■ **Dataset records**
>>>

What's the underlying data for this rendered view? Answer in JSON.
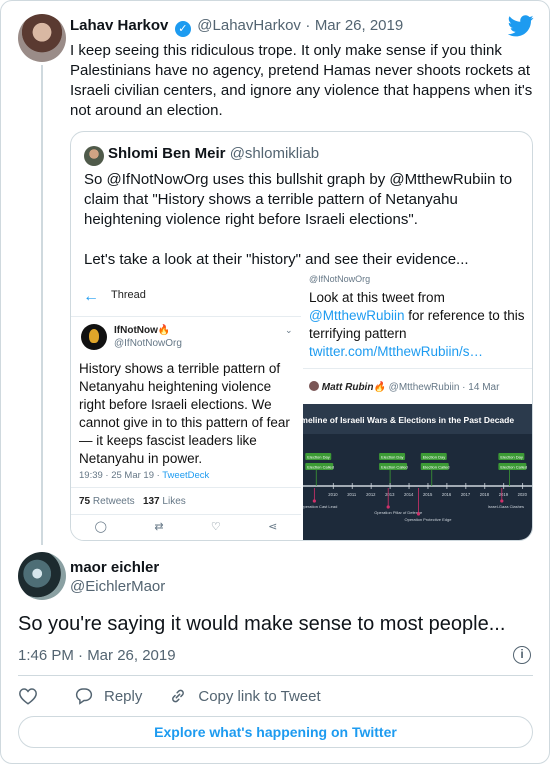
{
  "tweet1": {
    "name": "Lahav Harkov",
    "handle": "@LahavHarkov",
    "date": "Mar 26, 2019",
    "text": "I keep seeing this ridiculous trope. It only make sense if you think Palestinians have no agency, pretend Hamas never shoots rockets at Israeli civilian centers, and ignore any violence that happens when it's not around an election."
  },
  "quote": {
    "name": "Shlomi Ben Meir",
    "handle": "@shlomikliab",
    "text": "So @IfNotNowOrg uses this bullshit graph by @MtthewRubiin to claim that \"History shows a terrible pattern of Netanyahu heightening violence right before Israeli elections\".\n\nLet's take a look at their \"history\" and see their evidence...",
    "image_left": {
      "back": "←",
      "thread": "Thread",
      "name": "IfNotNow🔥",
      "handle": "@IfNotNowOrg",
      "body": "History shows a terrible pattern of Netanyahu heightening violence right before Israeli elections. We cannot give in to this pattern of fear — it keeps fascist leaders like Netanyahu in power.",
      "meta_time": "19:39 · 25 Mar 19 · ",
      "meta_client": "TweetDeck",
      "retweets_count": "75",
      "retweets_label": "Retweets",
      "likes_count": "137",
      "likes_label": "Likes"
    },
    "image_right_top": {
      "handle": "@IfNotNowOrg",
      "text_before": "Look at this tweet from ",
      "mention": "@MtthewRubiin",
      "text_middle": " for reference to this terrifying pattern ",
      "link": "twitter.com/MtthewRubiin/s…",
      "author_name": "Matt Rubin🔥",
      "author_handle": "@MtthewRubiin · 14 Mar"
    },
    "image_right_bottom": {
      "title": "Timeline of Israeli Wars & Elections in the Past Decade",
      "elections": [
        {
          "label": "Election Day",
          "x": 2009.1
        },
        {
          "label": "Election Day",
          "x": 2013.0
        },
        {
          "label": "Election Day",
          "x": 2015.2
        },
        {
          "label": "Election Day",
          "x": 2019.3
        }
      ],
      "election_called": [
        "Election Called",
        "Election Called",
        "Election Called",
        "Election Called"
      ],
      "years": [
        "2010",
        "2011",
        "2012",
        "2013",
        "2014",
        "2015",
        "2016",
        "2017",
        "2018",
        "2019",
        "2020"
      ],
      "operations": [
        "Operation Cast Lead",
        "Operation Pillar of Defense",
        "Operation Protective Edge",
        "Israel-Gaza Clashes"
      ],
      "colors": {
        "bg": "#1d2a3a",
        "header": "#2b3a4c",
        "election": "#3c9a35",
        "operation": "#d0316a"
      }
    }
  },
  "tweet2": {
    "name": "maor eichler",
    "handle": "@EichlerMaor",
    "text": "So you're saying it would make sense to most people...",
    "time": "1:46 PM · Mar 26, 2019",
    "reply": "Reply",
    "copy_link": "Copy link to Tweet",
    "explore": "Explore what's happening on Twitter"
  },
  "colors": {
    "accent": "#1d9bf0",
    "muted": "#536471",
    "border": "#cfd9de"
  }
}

<<<
>>>

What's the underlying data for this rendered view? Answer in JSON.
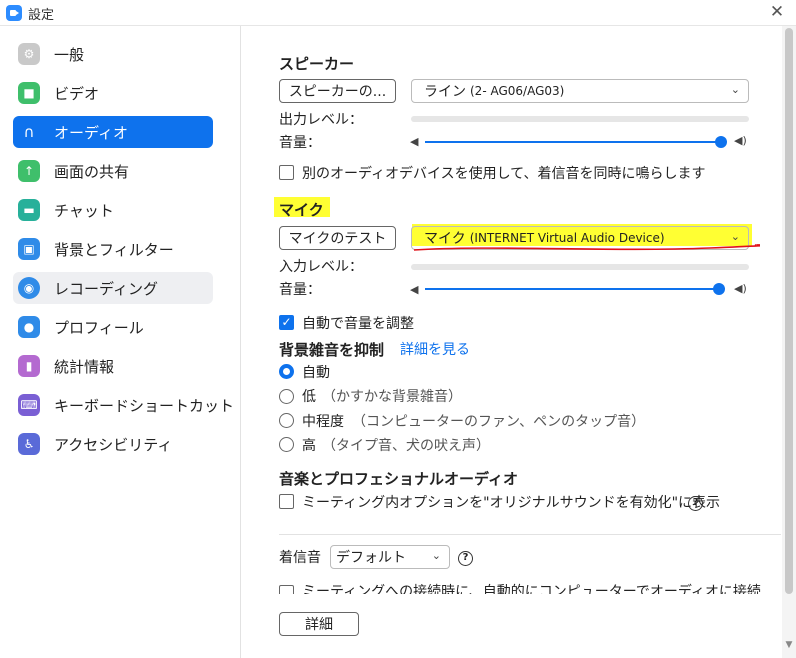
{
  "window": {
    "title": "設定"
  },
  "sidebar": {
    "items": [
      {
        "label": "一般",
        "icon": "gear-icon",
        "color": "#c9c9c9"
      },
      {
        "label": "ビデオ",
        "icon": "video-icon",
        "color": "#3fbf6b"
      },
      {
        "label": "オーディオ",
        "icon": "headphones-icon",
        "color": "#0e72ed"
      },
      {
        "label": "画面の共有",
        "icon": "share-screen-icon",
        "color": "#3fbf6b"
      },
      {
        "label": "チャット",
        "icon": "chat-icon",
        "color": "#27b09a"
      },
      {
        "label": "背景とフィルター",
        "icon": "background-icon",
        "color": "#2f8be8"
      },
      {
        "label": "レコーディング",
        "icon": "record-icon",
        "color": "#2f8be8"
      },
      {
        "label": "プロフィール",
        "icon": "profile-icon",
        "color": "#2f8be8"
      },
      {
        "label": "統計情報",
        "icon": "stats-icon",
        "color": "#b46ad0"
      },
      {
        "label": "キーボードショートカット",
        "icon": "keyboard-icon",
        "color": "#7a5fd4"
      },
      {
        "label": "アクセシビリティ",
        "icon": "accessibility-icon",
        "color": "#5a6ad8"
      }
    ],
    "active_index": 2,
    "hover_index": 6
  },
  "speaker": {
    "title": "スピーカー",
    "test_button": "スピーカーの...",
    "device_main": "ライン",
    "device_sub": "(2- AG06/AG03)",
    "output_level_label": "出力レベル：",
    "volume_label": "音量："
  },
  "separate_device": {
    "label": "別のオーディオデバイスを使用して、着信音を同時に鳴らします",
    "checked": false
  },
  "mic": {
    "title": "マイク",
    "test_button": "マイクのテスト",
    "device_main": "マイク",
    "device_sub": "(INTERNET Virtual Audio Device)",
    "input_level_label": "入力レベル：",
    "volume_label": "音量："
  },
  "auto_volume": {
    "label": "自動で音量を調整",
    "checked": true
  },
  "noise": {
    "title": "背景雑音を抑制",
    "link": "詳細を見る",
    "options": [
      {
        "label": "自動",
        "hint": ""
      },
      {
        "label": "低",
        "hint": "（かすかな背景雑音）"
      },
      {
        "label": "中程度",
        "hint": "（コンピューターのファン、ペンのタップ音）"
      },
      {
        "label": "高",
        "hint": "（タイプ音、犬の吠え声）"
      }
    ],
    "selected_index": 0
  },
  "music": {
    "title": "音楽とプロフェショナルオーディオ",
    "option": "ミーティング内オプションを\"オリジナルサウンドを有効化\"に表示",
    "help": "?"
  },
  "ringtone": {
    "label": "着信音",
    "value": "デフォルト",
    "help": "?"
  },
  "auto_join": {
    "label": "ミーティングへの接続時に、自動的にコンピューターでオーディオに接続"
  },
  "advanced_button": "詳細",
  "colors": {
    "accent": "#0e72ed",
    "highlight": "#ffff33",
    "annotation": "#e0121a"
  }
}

<<<

■ **WHAT IS EXPECTED**
Gather all lines where the word "make" appears.

■ **CORRECT RESULT**
    "text": "I keep seeing this ridiculous trope. It only make sense if you think Palestinians have no agency, pretend Hamas never shoots rockets at Israeli civilian centers, and ignore any violence that happens when it's not around an election."
    "text": "So you're saying it would make sense to most people...",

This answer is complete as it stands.